[Figure content listings]
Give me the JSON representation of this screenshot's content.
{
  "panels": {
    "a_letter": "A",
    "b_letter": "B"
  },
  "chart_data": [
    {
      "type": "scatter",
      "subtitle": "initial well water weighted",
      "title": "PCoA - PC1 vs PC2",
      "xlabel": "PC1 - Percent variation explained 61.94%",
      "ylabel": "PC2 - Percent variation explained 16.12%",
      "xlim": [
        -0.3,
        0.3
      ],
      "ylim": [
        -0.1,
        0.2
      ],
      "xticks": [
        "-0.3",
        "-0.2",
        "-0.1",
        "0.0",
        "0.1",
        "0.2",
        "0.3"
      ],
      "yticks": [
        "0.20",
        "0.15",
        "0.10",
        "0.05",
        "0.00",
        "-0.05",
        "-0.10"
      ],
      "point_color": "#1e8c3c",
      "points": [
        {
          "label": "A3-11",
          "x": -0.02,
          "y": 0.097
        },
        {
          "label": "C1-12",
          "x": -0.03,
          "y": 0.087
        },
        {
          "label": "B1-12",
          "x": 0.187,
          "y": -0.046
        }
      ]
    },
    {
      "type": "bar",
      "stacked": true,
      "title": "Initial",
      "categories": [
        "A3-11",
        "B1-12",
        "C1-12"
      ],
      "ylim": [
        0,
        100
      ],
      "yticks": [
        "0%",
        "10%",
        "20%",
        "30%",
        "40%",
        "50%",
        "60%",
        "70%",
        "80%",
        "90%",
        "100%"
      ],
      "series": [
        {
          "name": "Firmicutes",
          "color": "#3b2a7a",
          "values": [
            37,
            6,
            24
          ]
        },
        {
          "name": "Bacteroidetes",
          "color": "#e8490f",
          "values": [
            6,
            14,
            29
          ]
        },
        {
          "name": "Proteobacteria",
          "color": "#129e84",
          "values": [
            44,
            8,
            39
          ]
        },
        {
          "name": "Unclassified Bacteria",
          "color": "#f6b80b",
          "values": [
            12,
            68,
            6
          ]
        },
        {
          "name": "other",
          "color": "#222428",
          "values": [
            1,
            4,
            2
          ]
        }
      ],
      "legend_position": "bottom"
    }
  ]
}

▶ _WHAT YOU ARE ASKED TO DO_
Reproduce each line of the entries in which the word "Percent" is found.

▶ _WRITTEN RESPONSE_
      "xlabel": "PC1 - Percent variation explained 61.94%",
      "ylabel": "PC2 - Percent variation explained 16.12%",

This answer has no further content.